THE REQUEST
Transcribe every line of the records verbatim.

INPUT MATERIAL
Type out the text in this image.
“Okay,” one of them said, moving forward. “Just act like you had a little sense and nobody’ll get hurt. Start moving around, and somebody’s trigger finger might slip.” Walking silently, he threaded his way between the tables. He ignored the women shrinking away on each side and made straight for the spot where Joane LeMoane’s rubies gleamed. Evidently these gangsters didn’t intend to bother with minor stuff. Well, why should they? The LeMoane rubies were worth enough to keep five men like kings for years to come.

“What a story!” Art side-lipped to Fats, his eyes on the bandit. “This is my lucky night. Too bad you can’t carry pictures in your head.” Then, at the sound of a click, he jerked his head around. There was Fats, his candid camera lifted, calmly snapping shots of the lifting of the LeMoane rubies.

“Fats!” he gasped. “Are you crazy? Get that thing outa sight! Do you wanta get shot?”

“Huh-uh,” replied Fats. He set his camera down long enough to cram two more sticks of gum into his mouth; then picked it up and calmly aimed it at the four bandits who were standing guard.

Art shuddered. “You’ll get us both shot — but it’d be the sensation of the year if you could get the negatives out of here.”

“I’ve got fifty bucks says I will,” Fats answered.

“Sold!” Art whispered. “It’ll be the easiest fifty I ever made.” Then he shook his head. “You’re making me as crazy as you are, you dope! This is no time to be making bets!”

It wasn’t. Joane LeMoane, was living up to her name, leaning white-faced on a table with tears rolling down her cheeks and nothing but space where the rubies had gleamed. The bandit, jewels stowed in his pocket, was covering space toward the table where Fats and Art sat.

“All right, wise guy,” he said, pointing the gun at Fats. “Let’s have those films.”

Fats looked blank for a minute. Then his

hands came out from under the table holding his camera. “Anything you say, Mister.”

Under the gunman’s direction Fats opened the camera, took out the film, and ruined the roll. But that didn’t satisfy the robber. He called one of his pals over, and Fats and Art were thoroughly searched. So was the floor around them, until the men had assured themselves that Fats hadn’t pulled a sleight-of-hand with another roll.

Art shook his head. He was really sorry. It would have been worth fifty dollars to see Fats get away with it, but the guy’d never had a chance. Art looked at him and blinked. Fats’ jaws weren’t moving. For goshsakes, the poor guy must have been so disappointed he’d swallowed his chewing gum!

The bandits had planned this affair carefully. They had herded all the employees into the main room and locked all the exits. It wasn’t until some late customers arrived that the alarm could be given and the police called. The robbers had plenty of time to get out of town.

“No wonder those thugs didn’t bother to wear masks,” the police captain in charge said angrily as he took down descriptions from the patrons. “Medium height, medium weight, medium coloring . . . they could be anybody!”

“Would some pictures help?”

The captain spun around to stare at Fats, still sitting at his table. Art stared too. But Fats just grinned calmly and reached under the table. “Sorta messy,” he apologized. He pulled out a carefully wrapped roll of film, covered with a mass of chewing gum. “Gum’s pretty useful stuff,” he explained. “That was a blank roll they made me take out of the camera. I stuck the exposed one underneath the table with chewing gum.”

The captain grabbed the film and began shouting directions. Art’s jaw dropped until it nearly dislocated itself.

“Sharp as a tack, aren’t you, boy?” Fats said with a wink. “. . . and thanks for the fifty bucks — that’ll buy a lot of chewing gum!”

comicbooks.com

WRITTEN ANSWER
Type out the text in this image.
“Okay,” one of them said, moving forward. “Just act like you had a little sense and nobody’ll get hurt. Start moving around, and somebody’s trigger finger might slip.” Walking silently, he threaded his way between the tables. He ignored the women shrinking away on each side and made straight for the spot where Joane LeMoane’s rubies gleamed. Evidently these gangsters didn’t intend to bother with minor stuff. Well, why should they? The LeMoane rubies were worth enough to keep five men like kings for years to come.

“What a story!” Art side-lipped to Fats, his eyes on the bandit. “This is my lucky night. Too bad you can’t carry pictures in your head.” Then, at the sound of a click, he jerked his head around. There was Fats, his candid camera lifted, calmly snapping shots of the lifting of the LeMoane rubies.

“Fats!” he gasped. “Are you crazy? Get that thing outa sight! Do you wanta get shot?”

“Huh-uh,” replied Fats. He set his camera down long enough to cram two more sticks of gum into his mouth; then picked it up and calmly aimed it at the four bandits who were standing guard.

Art shuddered. “You’ll get us both shot — but it’d be the sensation of the year if you could get the negatives out of here.”

“I’ve got fifty bucks says I will,” Fats answered.

“Sold!” Art whispered. “It’ll be the easiest fifty I ever made.” Then he shook his head. “You’re making me as crazy as you are, you dope! This is no time to be making bets!”

It wasn’t. Joane LeMoane, was living up to her name, leaning white-faced on a table with tears rolling down her cheeks and nothing but space where the rubies had gleamed. The bandit, jewels stowed in his pocket, was covering space toward the table where Fats and Art sat.

“All right, wise guy,” he said, pointing the gun at Fats. “Let’s have those films.”

Fats looked blank for a minute. Then his

hands came out from under the table holding his camera. “Anything you say, Mister.”

Under the gunman’s direction Fats opened the camera, took out the film, and ruined the roll. But that didn’t satisfy the robber. He called one of his pals over, and Fats and Art were thoroughly searched. So was the floor around them, until the men had assured themselves that Fats hadn’t pulled a sleight-of-hand with another roll.

Art shook his head. He was really sorry. It would have been worth fifty dollars to see Fats get away with it, but the guy’d never had a chance. Art looked at him and blinked. Fats’ jaws weren’t moving. For goshsakes, the poor guy must have been so disappointed he’d swallowed his chewing gum!

The bandits had planned this affair carefully. They had herded all the employees into the main room and locked all the exits. It wasn’t until some late customers arrived that the alarm could be given and the police called. The robbers had plenty of time to get out of town.

“No wonder those thugs didn’t bother to wear masks,” the police captain in charge said angrily as he took down descriptions from the patrons. “Medium height, medium weight, medium coloring . . . they could be anybody!”

“Would some pictures help?”

The captain spun around to stare at Fats, still sitting at his table. Art stared too. But Fats just grinned calmly and reached under the table. “Sorta messy,” he apologized. He pulled out a carefully wrapped roll of film, covered with a mass of chewing gum. “Gum’s pretty useful stuff,” he explained. “That was a blank roll they made me take out of the camera. I stuck the exposed one underneath the table with chewing gum.”

The captain grabbed the film and began shouting directions. Art’s jaw dropped until it nearly dislocated itself.

“Sharp as a tack, aren’t you, boy?” Fats said with a wink. “. . . and thanks for the fifty bucks — that’ll buy a lot of chewing gum!”

comicbooks.com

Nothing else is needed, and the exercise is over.